## Exercise:
Provide only the number of lines in the data below that contain the string "JSON".

## Record extracts:

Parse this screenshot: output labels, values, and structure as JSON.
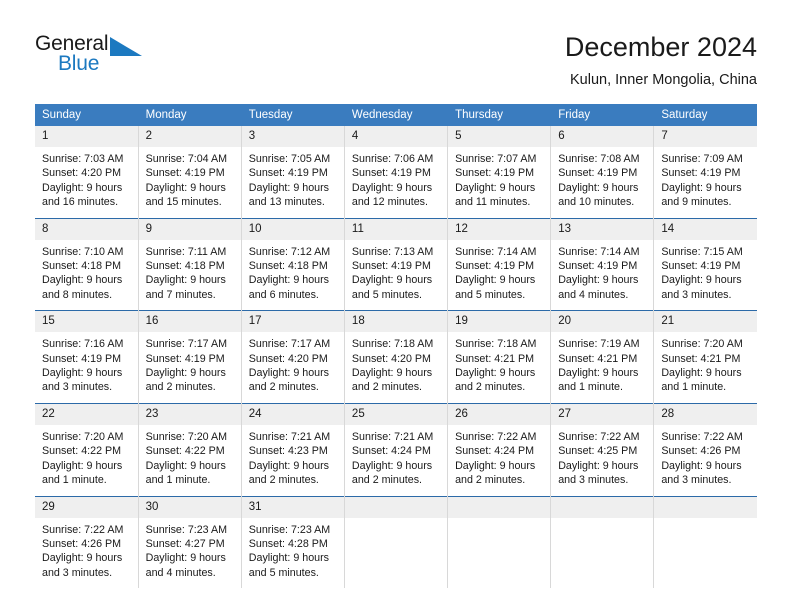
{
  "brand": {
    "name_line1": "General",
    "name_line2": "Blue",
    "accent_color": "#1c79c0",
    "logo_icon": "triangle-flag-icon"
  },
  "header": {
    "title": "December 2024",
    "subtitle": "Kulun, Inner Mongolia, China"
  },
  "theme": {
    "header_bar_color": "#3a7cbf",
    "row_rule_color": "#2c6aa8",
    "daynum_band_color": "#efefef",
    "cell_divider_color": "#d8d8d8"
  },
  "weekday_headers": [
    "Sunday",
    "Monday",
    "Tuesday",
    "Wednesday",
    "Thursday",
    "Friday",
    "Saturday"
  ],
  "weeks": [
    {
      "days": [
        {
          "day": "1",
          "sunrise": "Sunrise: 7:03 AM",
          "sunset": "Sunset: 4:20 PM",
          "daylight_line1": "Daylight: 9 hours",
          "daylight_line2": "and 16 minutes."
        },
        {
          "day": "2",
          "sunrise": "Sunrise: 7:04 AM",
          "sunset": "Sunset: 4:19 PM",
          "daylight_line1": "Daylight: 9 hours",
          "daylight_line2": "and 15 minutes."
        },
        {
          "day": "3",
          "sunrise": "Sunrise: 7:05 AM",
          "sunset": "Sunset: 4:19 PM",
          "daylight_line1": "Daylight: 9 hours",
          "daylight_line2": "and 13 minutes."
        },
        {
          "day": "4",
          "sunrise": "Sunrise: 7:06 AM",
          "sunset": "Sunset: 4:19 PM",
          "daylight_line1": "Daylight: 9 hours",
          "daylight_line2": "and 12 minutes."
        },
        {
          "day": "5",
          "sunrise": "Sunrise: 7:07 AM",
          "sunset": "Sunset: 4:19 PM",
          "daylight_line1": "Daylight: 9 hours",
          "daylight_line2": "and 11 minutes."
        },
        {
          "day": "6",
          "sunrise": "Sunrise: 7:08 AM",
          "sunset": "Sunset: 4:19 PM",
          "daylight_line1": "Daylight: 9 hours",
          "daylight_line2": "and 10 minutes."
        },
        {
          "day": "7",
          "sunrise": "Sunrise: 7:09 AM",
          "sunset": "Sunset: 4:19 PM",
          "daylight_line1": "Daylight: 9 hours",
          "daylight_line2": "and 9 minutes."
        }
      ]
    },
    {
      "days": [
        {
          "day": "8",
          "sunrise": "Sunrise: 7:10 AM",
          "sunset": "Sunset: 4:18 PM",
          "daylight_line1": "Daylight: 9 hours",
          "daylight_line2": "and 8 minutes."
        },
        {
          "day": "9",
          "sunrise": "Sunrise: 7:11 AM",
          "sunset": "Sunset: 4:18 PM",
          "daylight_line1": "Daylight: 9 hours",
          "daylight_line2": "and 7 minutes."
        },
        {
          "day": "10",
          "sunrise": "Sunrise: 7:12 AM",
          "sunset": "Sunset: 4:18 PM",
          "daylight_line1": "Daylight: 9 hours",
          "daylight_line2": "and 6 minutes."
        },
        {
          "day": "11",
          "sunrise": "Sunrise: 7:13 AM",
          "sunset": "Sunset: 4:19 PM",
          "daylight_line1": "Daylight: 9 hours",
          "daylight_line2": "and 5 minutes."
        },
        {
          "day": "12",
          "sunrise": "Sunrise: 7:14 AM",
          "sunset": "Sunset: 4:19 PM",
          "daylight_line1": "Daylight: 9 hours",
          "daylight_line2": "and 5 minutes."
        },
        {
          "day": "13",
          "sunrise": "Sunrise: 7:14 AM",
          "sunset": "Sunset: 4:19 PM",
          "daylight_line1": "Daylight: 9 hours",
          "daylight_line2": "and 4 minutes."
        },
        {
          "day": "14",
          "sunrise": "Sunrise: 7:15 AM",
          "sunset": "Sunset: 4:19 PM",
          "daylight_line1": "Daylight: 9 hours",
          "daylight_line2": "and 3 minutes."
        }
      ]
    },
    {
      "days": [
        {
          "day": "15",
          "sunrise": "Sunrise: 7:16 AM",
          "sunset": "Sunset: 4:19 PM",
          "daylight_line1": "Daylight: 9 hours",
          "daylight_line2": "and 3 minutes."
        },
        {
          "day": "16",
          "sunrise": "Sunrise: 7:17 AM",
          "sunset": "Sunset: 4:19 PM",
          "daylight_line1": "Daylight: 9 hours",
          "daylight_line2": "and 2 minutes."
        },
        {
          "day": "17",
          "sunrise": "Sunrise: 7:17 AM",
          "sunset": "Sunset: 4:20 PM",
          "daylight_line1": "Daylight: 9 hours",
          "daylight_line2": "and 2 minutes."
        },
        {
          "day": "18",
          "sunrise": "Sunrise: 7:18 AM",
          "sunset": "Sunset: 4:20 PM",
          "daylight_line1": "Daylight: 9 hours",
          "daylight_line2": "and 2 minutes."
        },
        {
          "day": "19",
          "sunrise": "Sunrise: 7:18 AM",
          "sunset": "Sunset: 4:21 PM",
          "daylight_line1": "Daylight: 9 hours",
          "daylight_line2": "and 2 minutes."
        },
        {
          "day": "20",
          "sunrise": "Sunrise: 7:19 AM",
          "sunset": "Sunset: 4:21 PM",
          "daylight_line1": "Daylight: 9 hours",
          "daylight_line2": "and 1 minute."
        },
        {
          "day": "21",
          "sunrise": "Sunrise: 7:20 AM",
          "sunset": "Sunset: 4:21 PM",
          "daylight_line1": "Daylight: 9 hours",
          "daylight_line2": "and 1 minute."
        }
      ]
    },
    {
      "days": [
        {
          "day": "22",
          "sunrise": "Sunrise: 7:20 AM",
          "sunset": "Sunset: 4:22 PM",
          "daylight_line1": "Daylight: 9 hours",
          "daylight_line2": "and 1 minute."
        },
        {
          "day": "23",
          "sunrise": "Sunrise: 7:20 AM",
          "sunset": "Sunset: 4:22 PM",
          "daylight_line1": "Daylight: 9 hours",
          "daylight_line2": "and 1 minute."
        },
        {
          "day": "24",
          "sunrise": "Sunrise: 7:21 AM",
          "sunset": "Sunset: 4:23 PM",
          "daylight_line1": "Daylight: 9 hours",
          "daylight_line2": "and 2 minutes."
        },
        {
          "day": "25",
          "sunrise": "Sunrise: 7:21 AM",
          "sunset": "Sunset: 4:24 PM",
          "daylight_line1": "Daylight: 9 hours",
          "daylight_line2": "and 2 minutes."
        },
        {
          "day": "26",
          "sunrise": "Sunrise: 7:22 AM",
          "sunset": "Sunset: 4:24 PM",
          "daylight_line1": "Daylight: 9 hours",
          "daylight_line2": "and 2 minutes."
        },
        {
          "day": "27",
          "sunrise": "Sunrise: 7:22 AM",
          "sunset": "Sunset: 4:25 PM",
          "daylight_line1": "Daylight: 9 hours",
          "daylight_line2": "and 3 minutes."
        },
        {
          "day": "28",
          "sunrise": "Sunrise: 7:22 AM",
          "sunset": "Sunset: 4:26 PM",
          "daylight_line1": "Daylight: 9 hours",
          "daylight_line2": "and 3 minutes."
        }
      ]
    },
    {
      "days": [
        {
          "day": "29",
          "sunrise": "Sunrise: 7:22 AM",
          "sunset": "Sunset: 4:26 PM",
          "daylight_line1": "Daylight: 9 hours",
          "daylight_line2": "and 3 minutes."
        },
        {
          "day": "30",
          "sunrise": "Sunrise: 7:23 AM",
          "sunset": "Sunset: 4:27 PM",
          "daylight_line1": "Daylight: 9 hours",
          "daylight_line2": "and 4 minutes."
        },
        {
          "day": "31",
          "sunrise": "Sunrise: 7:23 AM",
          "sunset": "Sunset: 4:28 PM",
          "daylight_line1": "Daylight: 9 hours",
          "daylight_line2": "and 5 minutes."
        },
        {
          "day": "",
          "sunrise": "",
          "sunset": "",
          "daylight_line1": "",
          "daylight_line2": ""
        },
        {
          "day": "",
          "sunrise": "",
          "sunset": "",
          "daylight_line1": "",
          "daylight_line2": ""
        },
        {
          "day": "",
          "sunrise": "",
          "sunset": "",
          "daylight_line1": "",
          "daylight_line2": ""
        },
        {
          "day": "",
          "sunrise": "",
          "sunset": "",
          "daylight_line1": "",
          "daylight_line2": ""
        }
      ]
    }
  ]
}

--

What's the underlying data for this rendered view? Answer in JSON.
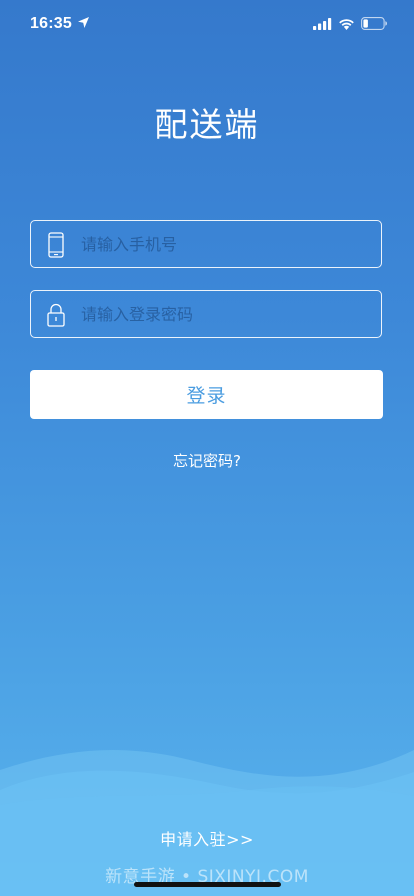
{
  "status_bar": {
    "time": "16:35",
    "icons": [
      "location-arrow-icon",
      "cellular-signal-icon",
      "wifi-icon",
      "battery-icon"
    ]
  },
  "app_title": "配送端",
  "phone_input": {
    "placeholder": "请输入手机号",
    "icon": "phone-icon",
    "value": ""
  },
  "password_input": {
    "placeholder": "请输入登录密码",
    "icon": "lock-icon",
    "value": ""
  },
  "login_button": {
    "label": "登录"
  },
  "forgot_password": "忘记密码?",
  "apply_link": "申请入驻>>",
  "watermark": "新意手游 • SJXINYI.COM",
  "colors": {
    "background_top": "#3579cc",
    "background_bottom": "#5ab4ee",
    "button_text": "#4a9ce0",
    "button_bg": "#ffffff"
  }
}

## In response:
2